From the listing below, copy every line with the word "xlabel".

◆ ◆ ◆

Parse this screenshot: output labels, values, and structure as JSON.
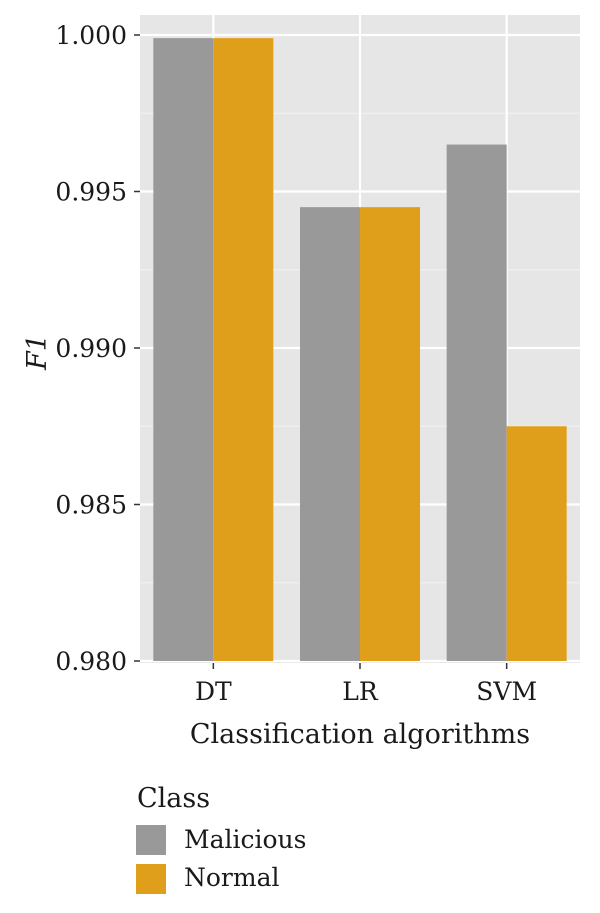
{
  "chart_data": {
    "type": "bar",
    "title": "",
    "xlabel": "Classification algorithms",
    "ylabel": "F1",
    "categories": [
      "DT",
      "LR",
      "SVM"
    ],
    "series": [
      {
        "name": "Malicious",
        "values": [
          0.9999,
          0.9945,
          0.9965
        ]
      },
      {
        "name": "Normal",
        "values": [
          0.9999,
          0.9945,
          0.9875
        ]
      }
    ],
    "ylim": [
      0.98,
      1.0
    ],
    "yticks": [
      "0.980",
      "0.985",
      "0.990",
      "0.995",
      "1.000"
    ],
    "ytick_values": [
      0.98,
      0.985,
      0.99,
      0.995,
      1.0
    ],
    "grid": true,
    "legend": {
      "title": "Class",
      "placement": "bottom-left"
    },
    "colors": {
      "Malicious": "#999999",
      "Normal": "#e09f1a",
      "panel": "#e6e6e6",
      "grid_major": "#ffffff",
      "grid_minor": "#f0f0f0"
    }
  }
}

◆ ◆ ◆

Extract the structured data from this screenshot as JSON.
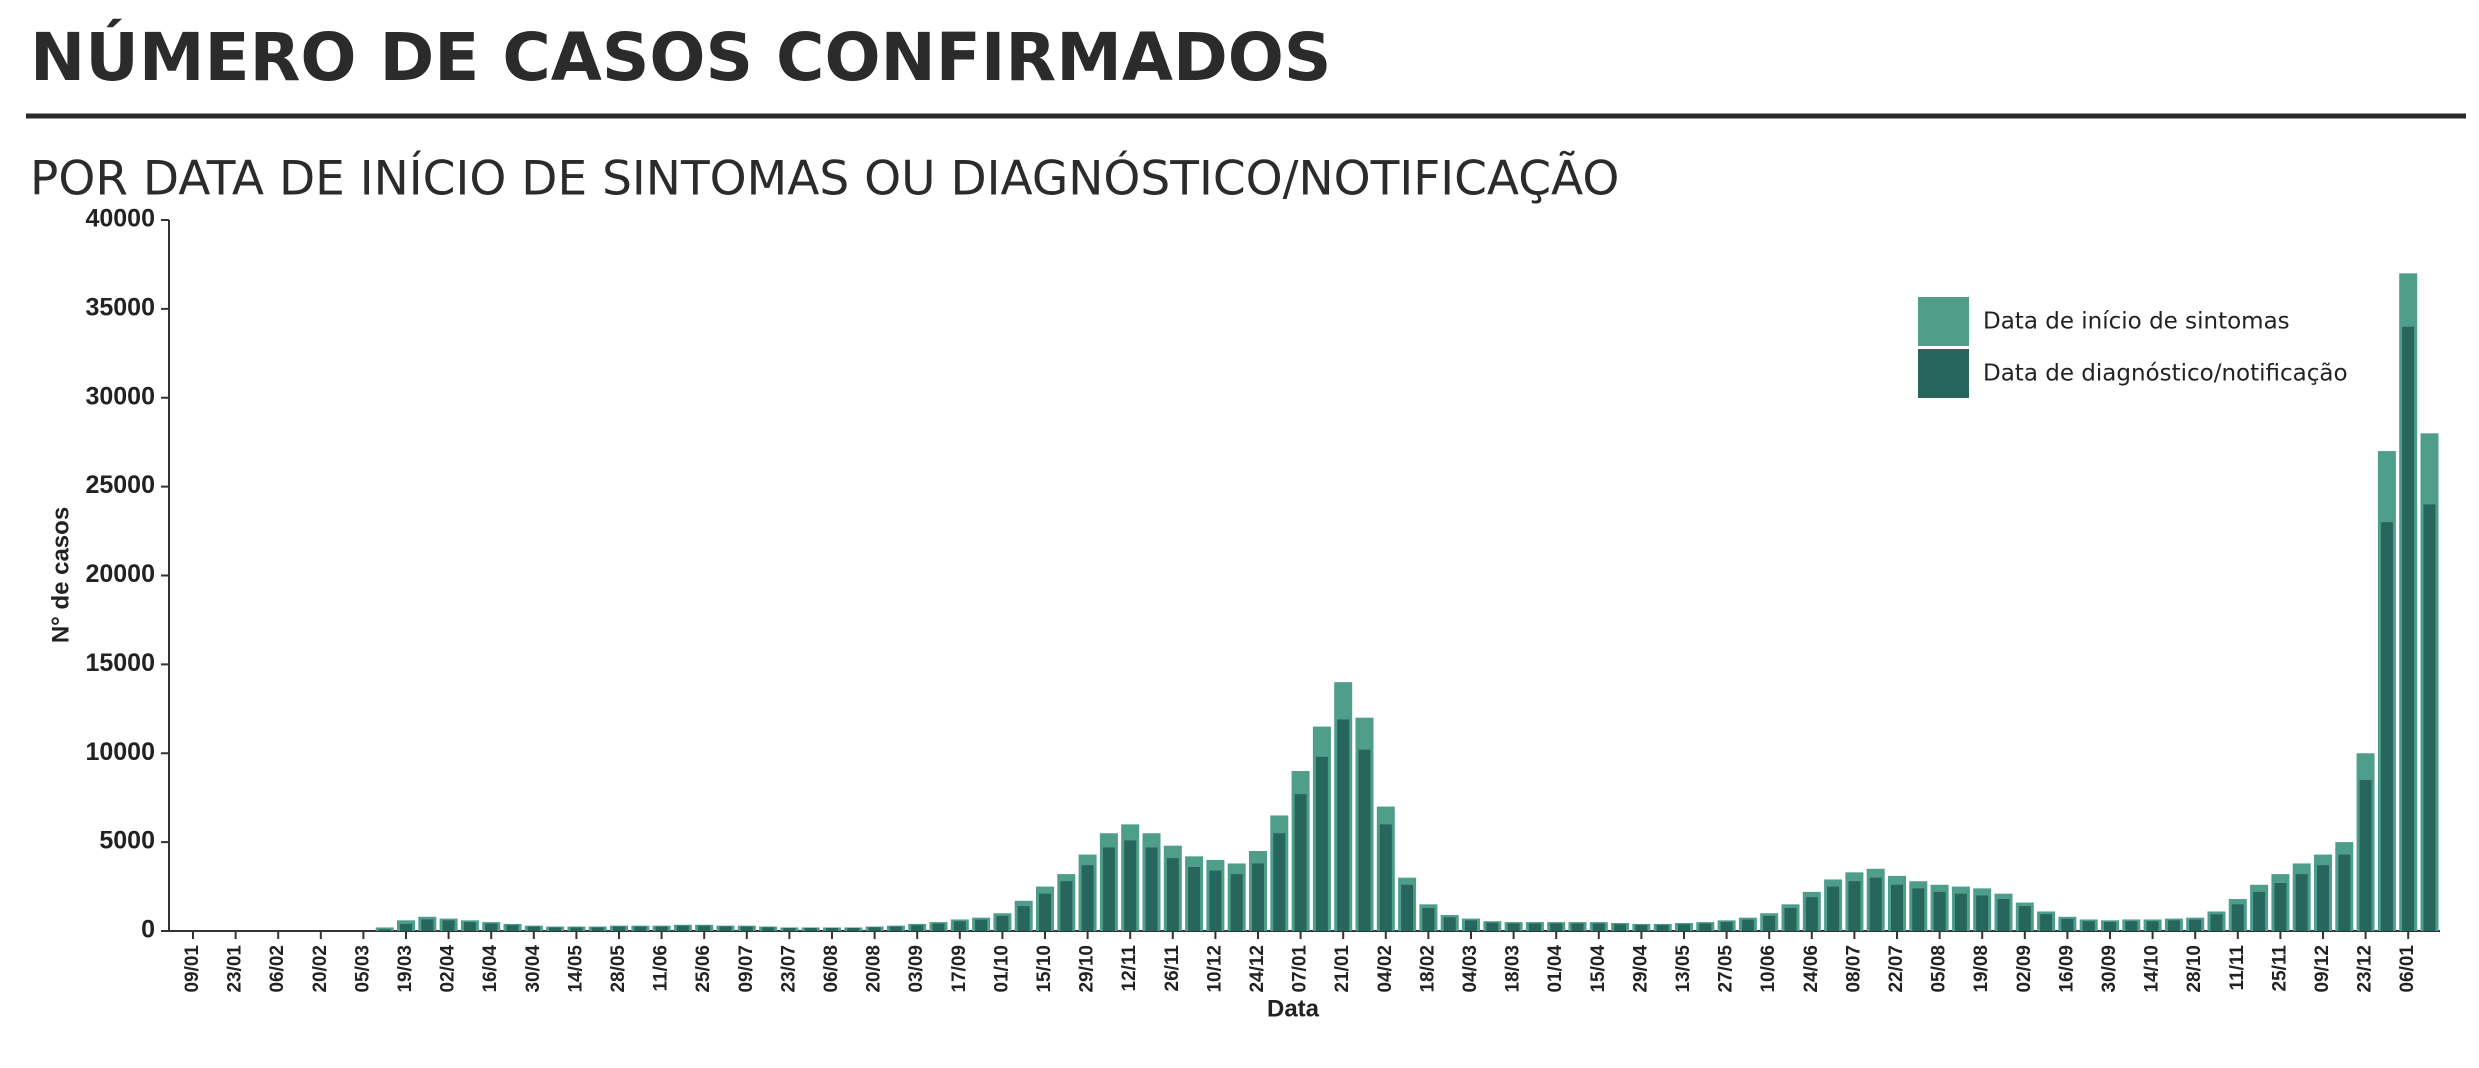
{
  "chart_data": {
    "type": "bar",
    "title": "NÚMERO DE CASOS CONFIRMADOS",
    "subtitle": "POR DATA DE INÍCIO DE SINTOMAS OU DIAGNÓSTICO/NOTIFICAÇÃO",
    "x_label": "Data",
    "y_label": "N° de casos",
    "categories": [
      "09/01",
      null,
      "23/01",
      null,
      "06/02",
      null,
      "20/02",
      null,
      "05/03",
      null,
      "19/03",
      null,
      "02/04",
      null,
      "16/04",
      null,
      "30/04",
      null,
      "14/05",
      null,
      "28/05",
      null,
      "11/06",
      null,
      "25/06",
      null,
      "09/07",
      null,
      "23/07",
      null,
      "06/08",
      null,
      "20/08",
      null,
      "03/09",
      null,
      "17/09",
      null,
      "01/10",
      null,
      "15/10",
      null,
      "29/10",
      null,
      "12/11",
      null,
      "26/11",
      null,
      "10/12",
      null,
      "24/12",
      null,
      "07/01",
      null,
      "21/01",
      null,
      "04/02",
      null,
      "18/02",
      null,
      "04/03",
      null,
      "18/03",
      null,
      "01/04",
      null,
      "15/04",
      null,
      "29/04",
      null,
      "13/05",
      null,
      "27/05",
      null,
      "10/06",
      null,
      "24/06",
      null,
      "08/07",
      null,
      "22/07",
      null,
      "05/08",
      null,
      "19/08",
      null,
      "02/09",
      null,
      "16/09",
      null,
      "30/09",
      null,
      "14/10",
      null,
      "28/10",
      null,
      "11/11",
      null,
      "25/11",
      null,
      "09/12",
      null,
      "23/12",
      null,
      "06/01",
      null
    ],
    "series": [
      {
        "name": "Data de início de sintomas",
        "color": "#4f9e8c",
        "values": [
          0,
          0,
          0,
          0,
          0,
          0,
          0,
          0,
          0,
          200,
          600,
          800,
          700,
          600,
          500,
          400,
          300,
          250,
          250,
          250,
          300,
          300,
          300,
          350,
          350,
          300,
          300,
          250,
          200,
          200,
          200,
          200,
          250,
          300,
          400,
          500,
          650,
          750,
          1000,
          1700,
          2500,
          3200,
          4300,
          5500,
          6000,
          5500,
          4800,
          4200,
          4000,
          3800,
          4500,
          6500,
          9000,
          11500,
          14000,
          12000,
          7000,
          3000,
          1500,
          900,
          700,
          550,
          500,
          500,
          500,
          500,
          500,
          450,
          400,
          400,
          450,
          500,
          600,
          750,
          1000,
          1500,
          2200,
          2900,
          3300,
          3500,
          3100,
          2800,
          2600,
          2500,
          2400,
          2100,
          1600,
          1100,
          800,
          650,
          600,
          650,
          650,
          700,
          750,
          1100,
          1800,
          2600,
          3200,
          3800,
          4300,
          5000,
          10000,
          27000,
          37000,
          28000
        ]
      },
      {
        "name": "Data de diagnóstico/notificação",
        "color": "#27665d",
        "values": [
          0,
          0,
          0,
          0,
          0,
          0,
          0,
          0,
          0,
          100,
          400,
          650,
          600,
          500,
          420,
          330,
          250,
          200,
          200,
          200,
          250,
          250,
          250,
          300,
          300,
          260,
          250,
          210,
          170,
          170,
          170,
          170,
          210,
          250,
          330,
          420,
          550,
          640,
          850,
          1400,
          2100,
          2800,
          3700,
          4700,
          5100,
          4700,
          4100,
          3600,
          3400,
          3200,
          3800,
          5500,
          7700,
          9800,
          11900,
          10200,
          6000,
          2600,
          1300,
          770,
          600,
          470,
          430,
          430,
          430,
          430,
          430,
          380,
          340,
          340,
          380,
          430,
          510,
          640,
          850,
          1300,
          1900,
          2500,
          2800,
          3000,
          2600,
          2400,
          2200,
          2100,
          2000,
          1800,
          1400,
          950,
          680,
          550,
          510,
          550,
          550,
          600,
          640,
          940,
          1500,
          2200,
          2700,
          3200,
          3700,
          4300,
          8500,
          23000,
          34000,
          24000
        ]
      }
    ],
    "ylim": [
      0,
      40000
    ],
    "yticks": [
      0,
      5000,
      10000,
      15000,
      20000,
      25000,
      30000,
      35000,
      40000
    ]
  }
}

◆ ◆ ◆

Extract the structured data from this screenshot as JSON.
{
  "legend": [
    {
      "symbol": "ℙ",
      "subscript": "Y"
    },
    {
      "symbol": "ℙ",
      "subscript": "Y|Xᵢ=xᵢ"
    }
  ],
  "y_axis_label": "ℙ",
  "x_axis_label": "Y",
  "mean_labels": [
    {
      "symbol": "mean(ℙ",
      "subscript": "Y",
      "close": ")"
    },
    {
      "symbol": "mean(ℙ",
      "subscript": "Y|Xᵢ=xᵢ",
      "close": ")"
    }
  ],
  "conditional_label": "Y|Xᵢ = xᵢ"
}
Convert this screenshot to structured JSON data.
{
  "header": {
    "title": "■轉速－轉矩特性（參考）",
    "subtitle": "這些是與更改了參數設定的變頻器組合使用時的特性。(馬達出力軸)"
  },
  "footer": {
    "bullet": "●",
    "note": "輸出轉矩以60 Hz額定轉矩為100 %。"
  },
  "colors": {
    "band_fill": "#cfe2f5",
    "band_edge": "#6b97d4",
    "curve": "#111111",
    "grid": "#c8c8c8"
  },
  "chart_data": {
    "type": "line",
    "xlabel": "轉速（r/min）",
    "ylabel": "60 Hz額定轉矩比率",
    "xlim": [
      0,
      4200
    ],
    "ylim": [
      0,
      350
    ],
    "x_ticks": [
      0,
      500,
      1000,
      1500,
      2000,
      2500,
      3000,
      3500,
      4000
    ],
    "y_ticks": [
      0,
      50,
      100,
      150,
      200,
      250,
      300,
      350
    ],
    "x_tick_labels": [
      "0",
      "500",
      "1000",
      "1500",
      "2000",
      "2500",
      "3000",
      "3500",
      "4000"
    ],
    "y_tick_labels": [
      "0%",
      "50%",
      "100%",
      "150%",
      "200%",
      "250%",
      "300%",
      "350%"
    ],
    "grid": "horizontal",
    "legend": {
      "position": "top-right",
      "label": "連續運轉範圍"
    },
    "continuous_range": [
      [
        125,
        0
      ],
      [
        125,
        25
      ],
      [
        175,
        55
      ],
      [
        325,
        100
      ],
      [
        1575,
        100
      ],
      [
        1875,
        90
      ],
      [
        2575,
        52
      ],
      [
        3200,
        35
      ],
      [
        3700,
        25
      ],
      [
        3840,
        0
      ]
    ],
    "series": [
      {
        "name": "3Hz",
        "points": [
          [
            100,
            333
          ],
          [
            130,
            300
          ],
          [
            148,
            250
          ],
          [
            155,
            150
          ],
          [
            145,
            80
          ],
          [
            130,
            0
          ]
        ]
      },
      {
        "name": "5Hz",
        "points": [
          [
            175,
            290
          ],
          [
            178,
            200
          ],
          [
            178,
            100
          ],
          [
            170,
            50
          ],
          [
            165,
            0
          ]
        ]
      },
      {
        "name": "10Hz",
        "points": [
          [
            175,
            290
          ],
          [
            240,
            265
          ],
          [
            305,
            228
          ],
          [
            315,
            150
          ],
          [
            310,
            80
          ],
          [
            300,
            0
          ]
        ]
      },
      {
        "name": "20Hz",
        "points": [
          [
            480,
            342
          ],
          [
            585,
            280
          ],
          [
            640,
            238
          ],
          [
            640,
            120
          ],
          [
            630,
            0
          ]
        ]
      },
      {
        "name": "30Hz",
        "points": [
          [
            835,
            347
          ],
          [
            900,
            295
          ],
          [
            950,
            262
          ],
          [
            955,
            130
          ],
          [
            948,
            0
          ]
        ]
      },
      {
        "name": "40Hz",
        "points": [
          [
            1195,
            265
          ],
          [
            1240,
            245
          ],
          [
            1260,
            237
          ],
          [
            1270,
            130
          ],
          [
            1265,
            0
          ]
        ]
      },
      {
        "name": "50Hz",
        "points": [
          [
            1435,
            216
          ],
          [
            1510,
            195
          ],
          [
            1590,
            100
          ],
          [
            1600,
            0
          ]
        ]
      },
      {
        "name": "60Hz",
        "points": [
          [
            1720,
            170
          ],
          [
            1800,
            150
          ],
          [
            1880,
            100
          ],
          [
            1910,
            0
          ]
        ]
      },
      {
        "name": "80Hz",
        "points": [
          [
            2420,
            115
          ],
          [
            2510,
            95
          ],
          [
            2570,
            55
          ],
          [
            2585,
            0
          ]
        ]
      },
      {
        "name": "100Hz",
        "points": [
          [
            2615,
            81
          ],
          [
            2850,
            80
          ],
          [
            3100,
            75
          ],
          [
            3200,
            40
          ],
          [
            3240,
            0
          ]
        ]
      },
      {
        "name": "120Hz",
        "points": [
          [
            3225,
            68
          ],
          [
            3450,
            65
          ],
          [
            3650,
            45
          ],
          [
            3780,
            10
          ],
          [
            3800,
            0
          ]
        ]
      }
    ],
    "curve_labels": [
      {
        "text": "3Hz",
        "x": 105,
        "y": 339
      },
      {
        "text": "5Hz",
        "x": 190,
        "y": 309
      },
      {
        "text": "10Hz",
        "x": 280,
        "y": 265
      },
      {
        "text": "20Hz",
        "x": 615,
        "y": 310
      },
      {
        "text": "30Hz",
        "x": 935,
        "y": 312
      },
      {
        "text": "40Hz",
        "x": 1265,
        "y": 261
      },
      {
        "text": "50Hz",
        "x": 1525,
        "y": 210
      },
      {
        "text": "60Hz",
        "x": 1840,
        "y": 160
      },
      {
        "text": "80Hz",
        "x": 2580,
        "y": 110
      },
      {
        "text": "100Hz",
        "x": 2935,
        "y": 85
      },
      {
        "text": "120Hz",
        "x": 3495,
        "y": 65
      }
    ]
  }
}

◆ ◆ ◆

WRITTEN RESPONSE:
    "xlabel": "Classification algorithms",
    "xlabel": "轉速（r/min）",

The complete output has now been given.